Exercise
Extract, from the records beneath this instruction, each line that contains the word "natural".
»»
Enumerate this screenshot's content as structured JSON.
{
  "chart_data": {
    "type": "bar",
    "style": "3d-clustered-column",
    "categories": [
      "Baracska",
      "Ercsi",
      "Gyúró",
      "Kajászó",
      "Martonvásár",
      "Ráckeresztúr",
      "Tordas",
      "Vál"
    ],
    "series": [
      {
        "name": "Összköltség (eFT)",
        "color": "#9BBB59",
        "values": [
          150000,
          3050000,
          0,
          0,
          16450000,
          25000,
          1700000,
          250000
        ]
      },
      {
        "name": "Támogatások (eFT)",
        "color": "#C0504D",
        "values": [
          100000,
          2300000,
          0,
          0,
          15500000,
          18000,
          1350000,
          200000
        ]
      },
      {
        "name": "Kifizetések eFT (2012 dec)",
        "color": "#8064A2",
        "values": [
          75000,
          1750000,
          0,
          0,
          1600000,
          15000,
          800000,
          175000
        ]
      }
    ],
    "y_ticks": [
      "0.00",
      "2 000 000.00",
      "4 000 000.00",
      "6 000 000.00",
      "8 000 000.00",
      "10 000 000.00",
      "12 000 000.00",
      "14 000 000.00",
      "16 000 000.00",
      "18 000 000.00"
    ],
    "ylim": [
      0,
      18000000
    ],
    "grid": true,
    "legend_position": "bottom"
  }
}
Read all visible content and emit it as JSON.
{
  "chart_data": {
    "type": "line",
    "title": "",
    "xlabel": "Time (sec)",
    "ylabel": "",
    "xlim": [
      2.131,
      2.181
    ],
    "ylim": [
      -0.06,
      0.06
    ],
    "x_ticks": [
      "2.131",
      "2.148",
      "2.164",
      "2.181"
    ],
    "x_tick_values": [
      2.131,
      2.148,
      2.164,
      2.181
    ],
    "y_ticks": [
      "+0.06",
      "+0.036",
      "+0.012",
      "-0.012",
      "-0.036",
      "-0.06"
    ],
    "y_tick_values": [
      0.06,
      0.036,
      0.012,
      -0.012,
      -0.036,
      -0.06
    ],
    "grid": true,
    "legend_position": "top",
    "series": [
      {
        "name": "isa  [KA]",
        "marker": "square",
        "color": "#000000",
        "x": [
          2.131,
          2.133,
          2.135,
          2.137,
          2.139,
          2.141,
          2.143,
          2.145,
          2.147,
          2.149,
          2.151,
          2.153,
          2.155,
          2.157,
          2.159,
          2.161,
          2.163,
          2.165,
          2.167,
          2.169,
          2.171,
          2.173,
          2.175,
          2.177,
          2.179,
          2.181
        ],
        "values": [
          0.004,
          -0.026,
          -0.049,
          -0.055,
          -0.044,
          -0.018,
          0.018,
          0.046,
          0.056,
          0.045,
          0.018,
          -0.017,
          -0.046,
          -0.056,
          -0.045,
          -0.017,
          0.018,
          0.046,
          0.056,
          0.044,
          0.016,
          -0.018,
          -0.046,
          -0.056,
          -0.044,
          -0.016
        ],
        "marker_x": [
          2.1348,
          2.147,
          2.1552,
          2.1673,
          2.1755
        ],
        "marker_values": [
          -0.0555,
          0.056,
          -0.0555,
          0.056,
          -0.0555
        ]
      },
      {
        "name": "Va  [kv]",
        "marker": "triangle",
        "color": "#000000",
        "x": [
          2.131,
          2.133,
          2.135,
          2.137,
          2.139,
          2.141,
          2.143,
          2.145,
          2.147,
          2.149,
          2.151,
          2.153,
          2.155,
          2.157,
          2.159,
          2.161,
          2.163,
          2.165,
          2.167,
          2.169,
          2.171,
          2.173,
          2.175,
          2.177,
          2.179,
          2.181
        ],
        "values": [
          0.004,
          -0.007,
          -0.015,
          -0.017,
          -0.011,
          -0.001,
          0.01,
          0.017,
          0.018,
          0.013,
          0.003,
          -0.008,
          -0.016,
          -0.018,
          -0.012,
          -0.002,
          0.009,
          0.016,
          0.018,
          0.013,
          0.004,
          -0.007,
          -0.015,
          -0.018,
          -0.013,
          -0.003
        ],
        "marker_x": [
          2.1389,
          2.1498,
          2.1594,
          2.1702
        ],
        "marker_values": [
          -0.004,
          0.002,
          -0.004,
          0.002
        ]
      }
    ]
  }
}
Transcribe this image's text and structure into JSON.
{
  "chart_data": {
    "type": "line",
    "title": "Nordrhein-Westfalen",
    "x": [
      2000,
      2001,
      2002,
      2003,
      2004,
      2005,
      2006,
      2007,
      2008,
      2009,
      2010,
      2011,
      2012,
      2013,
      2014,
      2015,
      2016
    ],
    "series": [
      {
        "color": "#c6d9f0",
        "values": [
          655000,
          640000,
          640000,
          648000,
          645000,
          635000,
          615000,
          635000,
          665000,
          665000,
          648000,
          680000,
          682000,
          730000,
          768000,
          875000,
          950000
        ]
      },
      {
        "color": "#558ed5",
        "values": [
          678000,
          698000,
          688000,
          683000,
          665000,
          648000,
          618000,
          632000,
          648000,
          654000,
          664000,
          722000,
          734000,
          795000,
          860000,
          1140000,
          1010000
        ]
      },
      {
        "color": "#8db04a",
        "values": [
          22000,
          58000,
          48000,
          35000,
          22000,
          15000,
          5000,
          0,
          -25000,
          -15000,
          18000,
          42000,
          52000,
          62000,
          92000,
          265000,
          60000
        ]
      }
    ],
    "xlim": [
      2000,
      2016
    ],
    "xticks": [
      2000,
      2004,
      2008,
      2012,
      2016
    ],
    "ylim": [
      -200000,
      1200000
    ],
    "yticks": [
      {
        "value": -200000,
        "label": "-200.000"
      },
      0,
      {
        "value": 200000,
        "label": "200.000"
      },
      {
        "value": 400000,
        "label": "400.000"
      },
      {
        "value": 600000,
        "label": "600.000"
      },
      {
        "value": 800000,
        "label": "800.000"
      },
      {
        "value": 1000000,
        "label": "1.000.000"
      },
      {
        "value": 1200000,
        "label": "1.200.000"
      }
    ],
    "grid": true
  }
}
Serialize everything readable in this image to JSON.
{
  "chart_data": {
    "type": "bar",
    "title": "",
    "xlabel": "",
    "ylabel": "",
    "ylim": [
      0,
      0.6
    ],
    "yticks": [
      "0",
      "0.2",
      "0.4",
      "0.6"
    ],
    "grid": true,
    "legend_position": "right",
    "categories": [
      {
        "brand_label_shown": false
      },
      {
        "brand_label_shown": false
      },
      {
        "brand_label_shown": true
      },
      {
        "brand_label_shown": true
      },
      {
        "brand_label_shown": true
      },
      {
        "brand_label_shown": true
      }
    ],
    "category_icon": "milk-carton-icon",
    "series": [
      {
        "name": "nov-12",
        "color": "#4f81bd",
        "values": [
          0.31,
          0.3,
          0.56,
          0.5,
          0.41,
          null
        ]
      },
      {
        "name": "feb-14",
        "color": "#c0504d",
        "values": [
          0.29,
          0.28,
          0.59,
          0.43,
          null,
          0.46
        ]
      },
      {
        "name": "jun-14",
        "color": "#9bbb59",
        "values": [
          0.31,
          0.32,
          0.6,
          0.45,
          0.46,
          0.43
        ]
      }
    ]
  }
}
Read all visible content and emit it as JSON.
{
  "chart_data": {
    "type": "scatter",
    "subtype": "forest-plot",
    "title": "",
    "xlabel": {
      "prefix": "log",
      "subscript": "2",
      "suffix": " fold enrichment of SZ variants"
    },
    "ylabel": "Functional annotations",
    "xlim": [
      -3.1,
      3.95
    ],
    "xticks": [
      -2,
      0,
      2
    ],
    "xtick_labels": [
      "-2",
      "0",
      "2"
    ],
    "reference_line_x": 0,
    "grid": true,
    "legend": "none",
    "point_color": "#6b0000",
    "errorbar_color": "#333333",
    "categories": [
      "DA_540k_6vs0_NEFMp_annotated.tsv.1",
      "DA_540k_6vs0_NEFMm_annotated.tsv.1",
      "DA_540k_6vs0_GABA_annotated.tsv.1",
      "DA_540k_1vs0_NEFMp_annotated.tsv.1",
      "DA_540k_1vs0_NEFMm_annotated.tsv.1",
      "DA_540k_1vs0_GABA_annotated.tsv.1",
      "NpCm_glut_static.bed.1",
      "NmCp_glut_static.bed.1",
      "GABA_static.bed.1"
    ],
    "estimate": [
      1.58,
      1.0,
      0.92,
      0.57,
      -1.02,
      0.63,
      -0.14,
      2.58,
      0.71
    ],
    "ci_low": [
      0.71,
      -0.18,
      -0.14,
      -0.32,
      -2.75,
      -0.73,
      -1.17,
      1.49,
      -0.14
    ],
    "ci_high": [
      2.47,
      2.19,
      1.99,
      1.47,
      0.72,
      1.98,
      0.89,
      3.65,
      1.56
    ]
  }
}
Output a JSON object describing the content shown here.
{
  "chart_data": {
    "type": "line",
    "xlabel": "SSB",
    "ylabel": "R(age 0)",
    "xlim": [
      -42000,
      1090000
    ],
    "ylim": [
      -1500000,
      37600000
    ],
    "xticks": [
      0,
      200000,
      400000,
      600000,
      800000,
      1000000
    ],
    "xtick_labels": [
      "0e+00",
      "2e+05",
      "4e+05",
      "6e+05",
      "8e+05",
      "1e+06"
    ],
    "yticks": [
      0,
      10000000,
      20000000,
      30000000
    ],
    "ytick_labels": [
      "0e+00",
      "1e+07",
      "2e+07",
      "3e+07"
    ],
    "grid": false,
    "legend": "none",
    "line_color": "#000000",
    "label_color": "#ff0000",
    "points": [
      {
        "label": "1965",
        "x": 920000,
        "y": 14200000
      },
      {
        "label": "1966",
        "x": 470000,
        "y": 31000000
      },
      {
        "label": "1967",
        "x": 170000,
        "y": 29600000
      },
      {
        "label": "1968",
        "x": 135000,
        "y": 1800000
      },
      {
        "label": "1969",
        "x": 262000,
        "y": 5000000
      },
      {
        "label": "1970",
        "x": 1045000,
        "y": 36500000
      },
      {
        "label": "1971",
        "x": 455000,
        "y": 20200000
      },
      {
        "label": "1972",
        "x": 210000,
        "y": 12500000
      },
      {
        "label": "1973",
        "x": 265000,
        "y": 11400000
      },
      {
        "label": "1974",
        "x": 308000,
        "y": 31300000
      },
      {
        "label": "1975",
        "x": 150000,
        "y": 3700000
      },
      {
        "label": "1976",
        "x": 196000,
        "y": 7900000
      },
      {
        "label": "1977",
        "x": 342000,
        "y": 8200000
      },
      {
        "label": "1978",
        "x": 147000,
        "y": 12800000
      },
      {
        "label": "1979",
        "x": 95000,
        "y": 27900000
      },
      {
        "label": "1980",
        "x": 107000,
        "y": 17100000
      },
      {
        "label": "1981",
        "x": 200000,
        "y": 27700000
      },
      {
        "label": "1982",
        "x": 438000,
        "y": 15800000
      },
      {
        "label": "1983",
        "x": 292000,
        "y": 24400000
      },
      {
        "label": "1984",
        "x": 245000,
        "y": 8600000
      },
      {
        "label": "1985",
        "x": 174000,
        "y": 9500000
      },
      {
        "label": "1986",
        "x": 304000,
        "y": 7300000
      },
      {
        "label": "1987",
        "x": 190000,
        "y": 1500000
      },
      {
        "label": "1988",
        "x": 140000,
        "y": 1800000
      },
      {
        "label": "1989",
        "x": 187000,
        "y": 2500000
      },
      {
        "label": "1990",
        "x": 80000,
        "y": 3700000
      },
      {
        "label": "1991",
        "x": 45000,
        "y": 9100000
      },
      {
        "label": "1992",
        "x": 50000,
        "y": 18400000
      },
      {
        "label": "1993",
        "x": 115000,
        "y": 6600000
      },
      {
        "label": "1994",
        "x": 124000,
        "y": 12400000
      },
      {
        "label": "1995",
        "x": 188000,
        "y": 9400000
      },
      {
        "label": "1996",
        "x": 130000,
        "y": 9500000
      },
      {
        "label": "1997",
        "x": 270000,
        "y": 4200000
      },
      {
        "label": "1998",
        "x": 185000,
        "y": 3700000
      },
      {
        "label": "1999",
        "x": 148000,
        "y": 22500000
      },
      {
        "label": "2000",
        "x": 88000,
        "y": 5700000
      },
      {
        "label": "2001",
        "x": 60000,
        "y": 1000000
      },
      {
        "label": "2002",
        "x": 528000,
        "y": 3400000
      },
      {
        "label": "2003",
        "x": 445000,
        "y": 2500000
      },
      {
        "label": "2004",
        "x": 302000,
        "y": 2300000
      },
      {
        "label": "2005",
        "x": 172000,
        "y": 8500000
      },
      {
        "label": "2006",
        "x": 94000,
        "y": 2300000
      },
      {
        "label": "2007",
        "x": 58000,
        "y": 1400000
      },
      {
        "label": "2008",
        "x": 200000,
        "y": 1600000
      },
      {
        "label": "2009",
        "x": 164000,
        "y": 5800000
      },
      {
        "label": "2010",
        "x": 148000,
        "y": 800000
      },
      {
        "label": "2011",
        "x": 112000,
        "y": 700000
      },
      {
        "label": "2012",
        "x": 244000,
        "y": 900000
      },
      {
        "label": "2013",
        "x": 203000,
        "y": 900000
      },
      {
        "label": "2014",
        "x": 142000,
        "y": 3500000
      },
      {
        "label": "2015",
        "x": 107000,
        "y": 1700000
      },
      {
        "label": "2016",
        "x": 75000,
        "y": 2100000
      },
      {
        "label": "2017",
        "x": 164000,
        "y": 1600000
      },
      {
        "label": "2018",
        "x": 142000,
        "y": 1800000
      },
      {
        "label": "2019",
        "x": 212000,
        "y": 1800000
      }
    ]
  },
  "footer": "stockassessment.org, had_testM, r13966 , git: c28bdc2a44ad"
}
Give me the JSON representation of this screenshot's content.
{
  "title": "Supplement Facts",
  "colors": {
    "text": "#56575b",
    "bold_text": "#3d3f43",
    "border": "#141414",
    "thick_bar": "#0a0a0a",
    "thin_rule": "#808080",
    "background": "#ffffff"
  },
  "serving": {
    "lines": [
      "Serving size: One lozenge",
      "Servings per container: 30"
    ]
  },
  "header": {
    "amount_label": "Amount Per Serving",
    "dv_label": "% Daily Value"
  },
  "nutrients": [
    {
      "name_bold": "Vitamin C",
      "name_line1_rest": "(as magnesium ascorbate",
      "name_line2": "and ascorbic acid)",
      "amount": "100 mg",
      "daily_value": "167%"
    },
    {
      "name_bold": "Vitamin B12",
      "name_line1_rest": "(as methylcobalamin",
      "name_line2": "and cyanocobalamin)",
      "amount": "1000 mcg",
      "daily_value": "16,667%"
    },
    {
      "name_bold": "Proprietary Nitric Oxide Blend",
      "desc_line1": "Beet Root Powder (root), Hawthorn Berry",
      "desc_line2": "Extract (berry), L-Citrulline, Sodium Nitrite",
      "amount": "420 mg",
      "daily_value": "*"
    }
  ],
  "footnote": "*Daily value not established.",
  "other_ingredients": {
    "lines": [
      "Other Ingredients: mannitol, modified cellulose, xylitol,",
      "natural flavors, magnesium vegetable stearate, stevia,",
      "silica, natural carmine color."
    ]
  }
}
««
Full output
      "natural flavors, magnesium vegetable stearate, stevia,",
      "silica, natural carmine color."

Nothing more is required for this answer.